Reproduce the listing below without changes, except that pictures are left out.
※
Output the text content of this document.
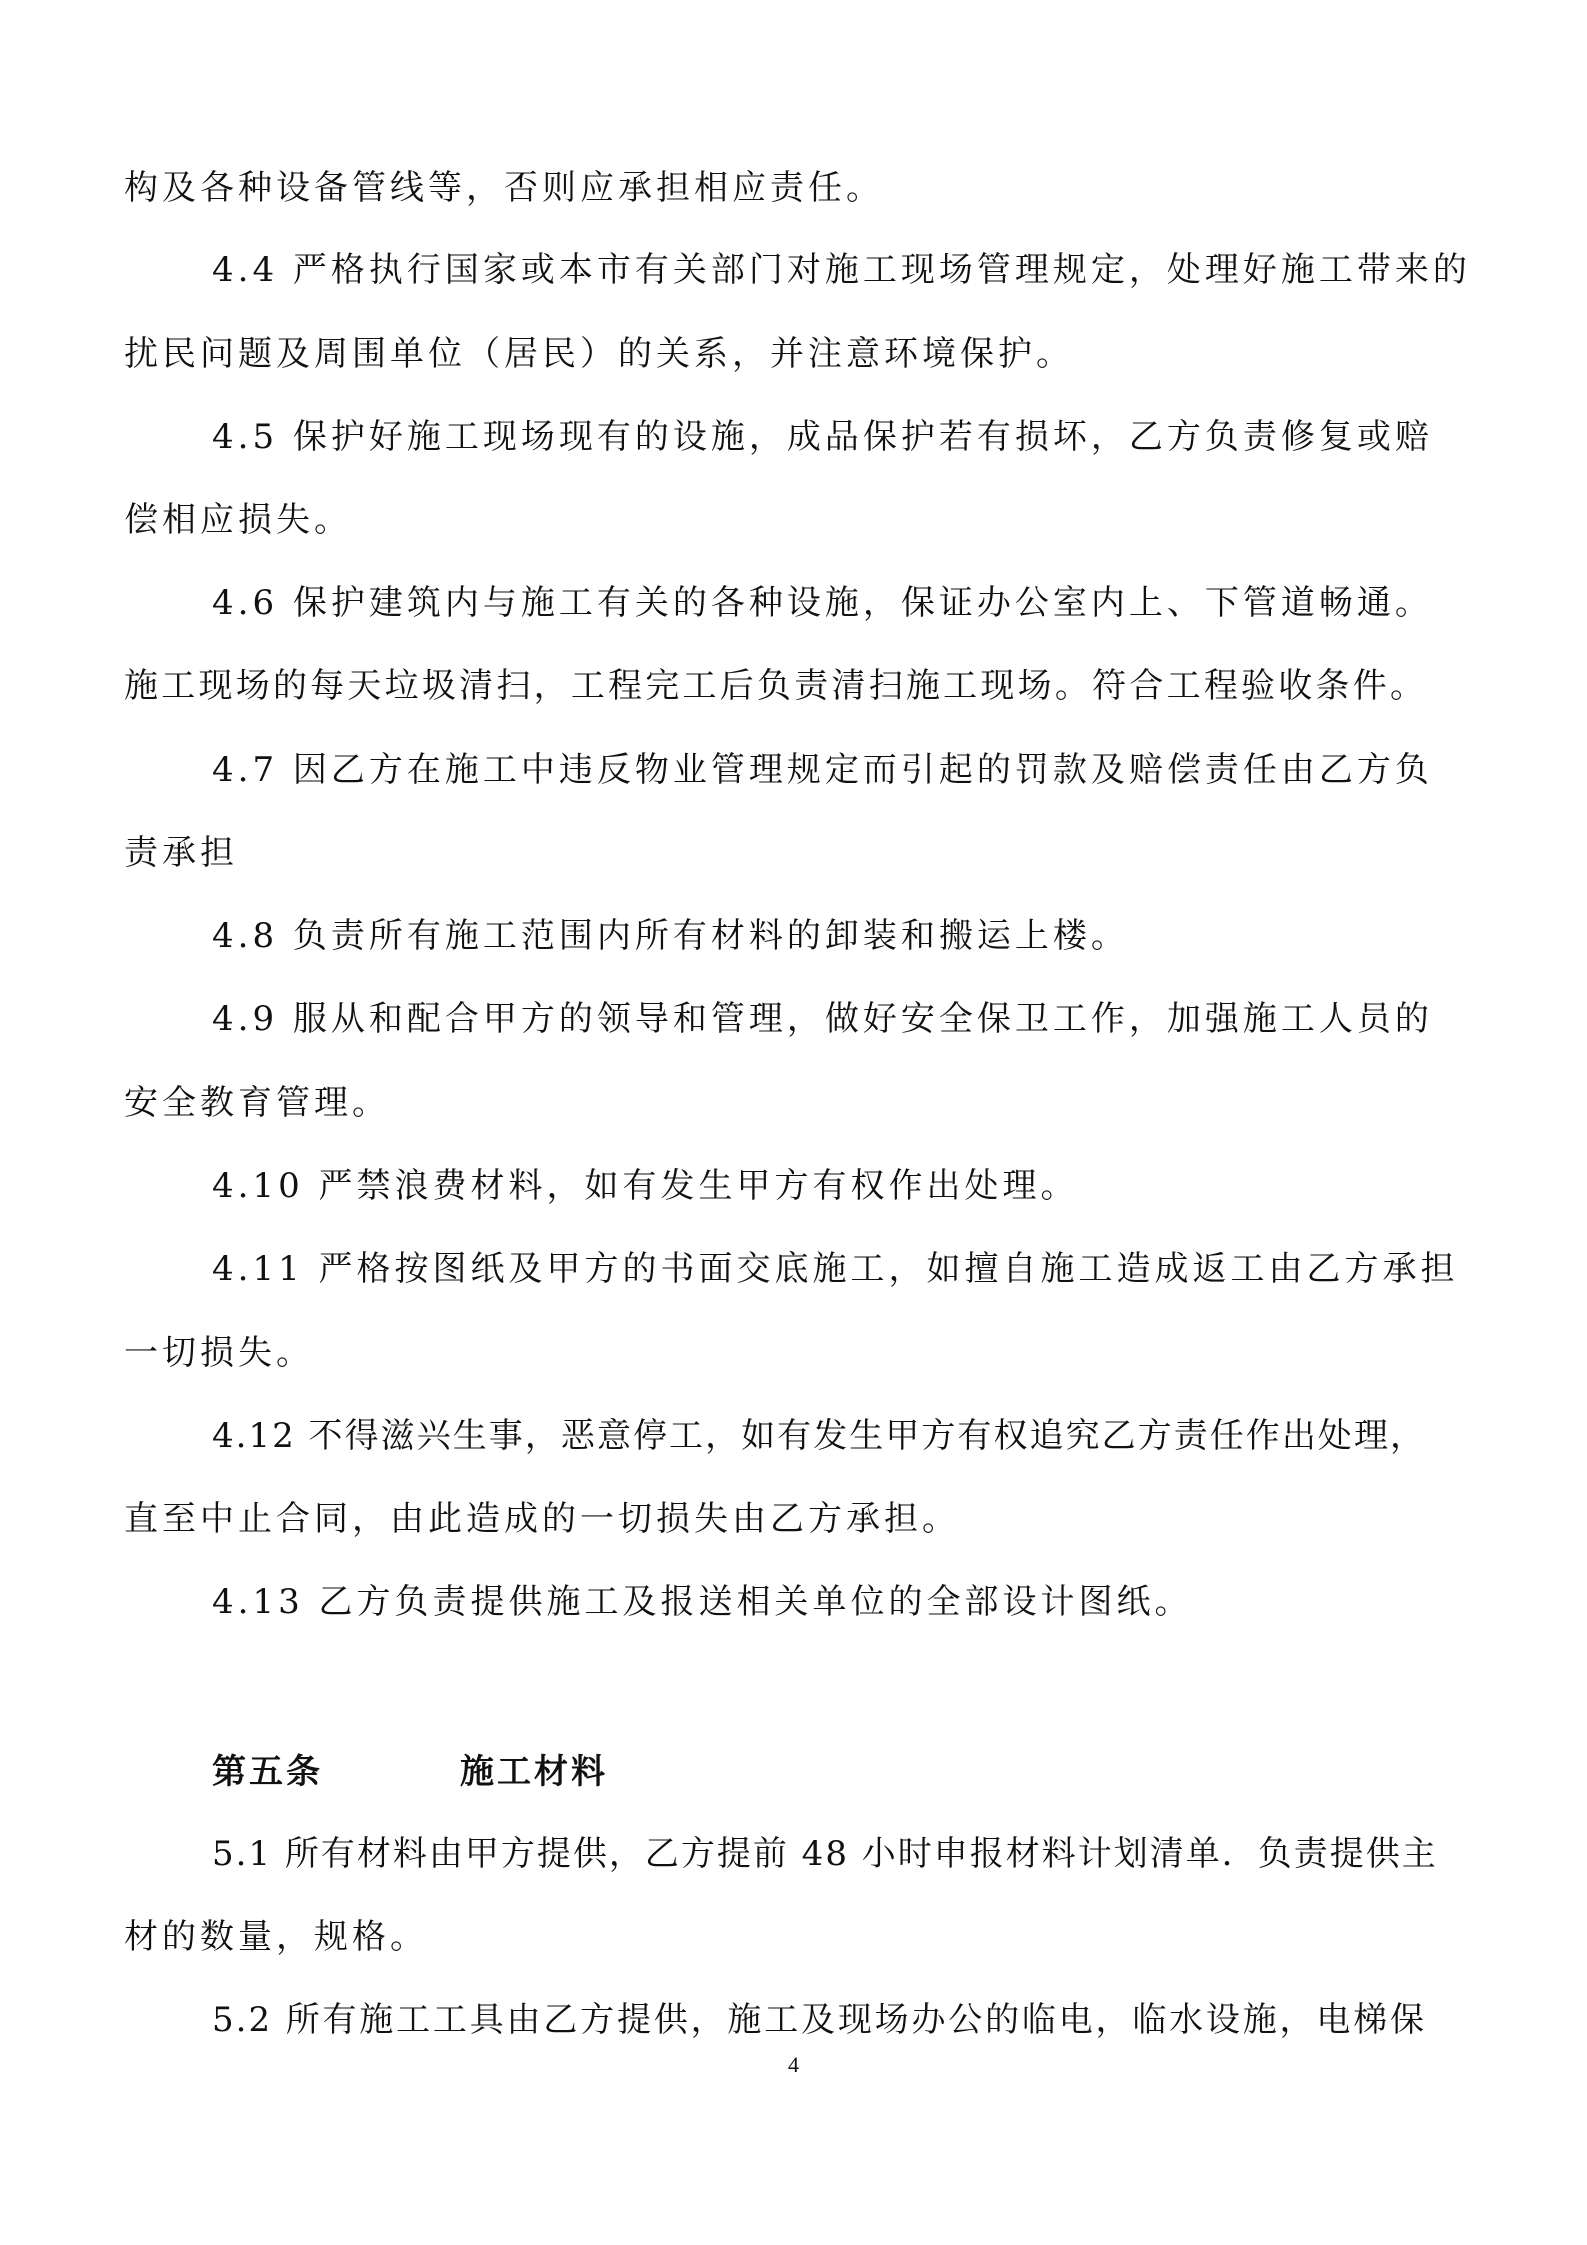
构及各种设备管线等，否则应承担相应责任。
4.4 严格执行国家或本市有关部门对施工现场管理规定，处理好施工带来的
扰民问题及周围单位（居民）的关系，并注意环境保护。
4.5 保护好施工现场现有的设施，成品保护若有损坏，乙方负责修复或赔
偿相应损失。
4.6 保护建筑内与施工有关的各种设施，保证办公室内上、下管道畅通。
施工现场的每天垃圾清扫，工程完工后负责清扫施工现场。符合工程验收条件。
4.7 因乙方在施工中违反物业管理规定而引起的罚款及赔偿责任由乙方负
责承担
4.8 负责所有施工范围内所有材料的卸装和搬运上楼。
4.9 服从和配合甲方的领导和管理，做好安全保卫工作，加强施工人员的
安全教育管理。
4.10 严禁浪费材料，如有发生甲方有权作出处理。
4.11 严格按图纸及甲方的书面交底施工，如擅自施工造成返工由乙方承担
一切损失。
4.12 不得滋兴生事，恶意停工，如有发生甲方有权追究乙方责任作出处理，
直至中止合同，由此造成的一切损失由乙方承担。
4.13 乙方负责提供施工及报送相关单位的全部设计图纸。
第五条	施工材料
5.1 所有材料由甲方提供，乙方提前 48 小时申报材料计划清单．负责提供主
材的数量，规格。
5.2 所有施工工具由乙方提供，施工及现场办公的临电，临水设施，电梯保
4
※
> _Answer in full_
Output the text content of this document.
构及各种设备管线等，否则应承担相应责任。
4.4 严格执行国家或本市有关部门对施工现场管理规定，处理好施工带来的
扰民问题及周围单位（居民）的关系，并注意环境保护。
4.5 保护好施工现场现有的设施，成品保护若有损坏，乙方负责修复或赔
偿相应损失。
4.6 保护建筑内与施工有关的各种设施，保证办公室内上、下管道畅通。
施工现场的每天垃圾清扫，工程完工后负责清扫施工现场。符合工程验收条件。
4.7 因乙方在施工中违反物业管理规定而引起的罚款及赔偿责任由乙方负
责承担
4.8 负责所有施工范围内所有材料的卸装和搬运上楼。
4.9 服从和配合甲方的领导和管理，做好安全保卫工作，加强施工人员的
安全教育管理。
4.10 严禁浪费材料，如有发生甲方有权作出处理。
4.11 严格按图纸及甲方的书面交底施工，如擅自施工造成返工由乙方承担
一切损失。
4.12 不得滋兴生事，恶意停工，如有发生甲方有权追究乙方责任作出处理，
直至中止合同，由此造成的一切损失由乙方承担。
4.13 乙方负责提供施工及报送相关单位的全部设计图纸。
第五条	施工材料
5.1 所有材料由甲方提供，乙方提前 48 小时申报材料计划清单．负责提供主
材的数量，规格。
5.2 所有施工工具由乙方提供，施工及现场办公的临电，临水设施，电梯保
4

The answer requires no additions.